### AIM
Output every record below exactly as it appears.

### GIVEN DATA
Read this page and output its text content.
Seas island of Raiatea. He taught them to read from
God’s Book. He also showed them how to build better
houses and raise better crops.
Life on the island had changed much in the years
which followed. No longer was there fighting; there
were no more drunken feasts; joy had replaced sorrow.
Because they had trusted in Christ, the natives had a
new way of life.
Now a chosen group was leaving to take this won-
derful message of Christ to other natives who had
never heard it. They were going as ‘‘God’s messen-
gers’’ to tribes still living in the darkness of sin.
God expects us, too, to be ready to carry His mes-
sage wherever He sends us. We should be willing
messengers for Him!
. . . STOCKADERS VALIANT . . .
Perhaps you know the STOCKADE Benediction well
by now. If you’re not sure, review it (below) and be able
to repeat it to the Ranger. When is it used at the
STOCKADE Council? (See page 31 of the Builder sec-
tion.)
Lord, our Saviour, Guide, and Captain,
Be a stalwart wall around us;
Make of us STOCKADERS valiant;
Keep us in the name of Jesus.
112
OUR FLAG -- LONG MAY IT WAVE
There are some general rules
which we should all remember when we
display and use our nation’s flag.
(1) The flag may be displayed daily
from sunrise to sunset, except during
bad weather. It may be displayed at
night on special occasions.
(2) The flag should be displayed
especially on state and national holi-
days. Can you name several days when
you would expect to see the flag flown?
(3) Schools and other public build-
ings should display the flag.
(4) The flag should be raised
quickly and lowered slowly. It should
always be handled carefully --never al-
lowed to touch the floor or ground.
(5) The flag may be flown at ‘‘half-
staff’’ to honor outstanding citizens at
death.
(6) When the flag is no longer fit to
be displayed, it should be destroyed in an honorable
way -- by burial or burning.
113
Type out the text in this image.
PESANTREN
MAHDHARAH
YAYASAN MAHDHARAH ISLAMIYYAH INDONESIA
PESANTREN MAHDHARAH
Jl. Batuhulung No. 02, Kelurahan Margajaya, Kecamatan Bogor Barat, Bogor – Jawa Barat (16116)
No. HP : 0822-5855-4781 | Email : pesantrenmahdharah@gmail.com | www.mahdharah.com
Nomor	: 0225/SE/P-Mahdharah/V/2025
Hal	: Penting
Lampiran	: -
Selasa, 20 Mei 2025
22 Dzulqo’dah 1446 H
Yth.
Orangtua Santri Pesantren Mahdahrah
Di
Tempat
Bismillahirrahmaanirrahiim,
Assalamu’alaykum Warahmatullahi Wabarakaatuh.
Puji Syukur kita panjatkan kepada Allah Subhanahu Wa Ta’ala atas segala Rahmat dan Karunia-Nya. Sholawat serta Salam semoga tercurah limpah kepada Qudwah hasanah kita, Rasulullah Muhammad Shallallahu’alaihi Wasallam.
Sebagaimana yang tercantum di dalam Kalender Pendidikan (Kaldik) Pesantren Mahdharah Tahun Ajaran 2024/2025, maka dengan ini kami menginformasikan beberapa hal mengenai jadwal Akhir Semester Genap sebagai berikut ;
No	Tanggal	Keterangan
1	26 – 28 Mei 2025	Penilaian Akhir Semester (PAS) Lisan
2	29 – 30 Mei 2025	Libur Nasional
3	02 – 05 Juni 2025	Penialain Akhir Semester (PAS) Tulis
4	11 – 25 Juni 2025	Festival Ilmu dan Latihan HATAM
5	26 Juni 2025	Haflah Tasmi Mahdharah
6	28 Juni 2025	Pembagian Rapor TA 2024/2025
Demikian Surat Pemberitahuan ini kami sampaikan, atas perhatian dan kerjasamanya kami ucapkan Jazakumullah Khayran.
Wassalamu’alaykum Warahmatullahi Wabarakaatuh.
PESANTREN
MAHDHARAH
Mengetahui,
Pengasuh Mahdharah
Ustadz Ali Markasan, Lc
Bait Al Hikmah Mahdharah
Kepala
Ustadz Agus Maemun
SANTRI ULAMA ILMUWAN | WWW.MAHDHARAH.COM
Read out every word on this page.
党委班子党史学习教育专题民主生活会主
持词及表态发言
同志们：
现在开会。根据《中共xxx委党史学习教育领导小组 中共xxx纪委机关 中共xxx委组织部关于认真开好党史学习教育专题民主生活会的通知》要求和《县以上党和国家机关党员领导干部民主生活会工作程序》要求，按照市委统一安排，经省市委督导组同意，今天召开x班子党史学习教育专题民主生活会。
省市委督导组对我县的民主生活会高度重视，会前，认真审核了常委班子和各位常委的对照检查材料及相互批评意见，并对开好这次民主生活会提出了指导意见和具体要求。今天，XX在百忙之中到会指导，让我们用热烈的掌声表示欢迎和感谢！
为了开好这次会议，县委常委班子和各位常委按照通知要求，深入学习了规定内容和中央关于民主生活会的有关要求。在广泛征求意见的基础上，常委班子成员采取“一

### EXERCISE OUTPUT
Read this page and output its text content.
Seas island of Raiatea. He taught them to read from
God’s Book. He also showed them how to build better
houses and raise better crops.
Life on the island had changed much in the years
which followed. No longer was there fighting; there
were no more drunken feasts; joy had replaced sorrow.
Because they had trusted in Christ, the natives had a
new way of life.
Now a chosen group was leaving to take this won-
derful message of Christ to other natives who had
never heard it. They were going as ‘‘God’s messen-
gers’’ to tribes still living in the darkness of sin.
God expects us, too, to be ready to carry His mes-
sage wherever He sends us. We should be willing
messengers for Him!
. . . STOCKADERS VALIANT . . .
Perhaps you know the STOCKADE Benediction well
by now. If you’re not sure, review it (below) and be able
to repeat it to the Ranger. When is it used at the
STOCKADE Council? (See page 31 of the Builder sec-
tion.)
Lord, our Saviour, Guide, and Captain,
Be a stalwart wall around us;
Make of us STOCKADERS valiant;
Keep us in the name of Jesus.
112
OUR FLAG -- LONG MAY IT WAVE
There are some general rules
which we should all remember when we
display and use our nation’s flag.
(1) The flag may be displayed daily
from sunrise to sunset, except during
bad weather. It may be displayed at
night on special occasions.
(2) The flag should be displayed
especially on state and national holi-
days. Can you name several days when
you would expect to see the flag flown?
(3) Schools and other public build-
ings should display the flag.
(4) The flag should be raised
quickly and lowered slowly. It should
always be handled carefully --never al-
lowed to touch the floor or ground.
(5) The flag may be flown at ‘‘half-
staff’’ to honor outstanding citizens at
death.
(6) When the flag is no longer fit to
be displayed, it should be destroyed in an honorable
way -- by burial or burning.
113
Type out the text in this image.
PESANTREN
MAHDHARAH
YAYASAN MAHDHARAH ISLAMIYYAH INDONESIA
PESANTREN MAHDHARAH
Jl. Batuhulung No. 02, Kelurahan Margajaya, Kecamatan Bogor Barat, Bogor – Jawa Barat (16116)
No. HP : 0822-5855-4781 | Email : pesantrenmahdharah@gmail.com | www.mahdharah.com
Nomor	: 0225/SE/P-Mahdharah/V/2025
Hal	: Penting
Lampiran	: -
Selasa, 20 Mei 2025
22 Dzulqo’dah 1446 H
Yth.
Orangtua Santri Pesantren Mahdahrah
Di
Tempat
Bismillahirrahmaanirrahiim,
Assalamu’alaykum Warahmatullahi Wabarakaatuh.
Puji Syukur kita panjatkan kepada Allah Subhanahu Wa Ta’ala atas segala Rahmat dan Karunia-Nya. Sholawat serta Salam semoga tercurah limpah kepada Qudwah hasanah kita, Rasulullah Muhammad Shallallahu’alaihi Wasallam.
Sebagaimana yang tercantum di dalam Kalender Pendidikan (Kaldik) Pesantren Mahdharah Tahun Ajaran 2024/2025, maka dengan ini kami menginformasikan beberapa hal mengenai jadwal Akhir Semester Genap sebagai berikut ;
No	Tanggal	Keterangan
1	26 – 28 Mei 2025	Penilaian Akhir Semester (PAS) Lisan
2	29 – 30 Mei 2025	Libur Nasional
3	02 – 05 Juni 2025	Penialain Akhir Semester (PAS) Tulis
4	11 – 25 Juni 2025	Festival Ilmu dan Latihan HATAM
5	26 Juni 2025	Haflah Tasmi Mahdharah
6	28 Juni 2025	Pembagian Rapor TA 2024/2025
Demikian Surat Pemberitahuan ini kami sampaikan, atas perhatian dan kerjasamanya kami ucapkan Jazakumullah Khayran.
Wassalamu’alaykum Warahmatullahi Wabarakaatuh.
PESANTREN
MAHDHARAH
Mengetahui,
Pengasuh Mahdharah
Ustadz Ali Markasan, Lc
Bait Al Hikmah Mahdharah
Kepala
Ustadz Agus Maemun
SANTRI ULAMA ILMUWAN | WWW.MAHDHARAH.COM
Read out every word on this page.
党委班子党史学习教育专题民主生活会主
持词及表态发言
同志们：
现在开会。根据《中共xxx委党史学习教育领导小组 中共xxx纪委机关 中共xxx委组织部关于认真开好党史学习教育专题民主生活会的通知》要求和《县以上党和国家机关党员领导干部民主生活会工作程序》要求，按照市委统一安排，经省市委督导组同意，今天召开x班子党史学习教育专题民主生活会。
省市委督导组对我县的民主生活会高度重视，会前，认真审核了常委班子和各位常委的对照检查材料及相互批评意见，并对开好这次民主生活会提出了指导意见和具体要求。今天，XX在百忙之中到会指导，让我们用热烈的掌声表示欢迎和感谢！
为了开好这次会议，县委常委班子和各位常委按照通知要求，深入学习了规定内容和中央关于民主生活会的有关要求。在广泛征求意见的基础上，常委班子成员采取“一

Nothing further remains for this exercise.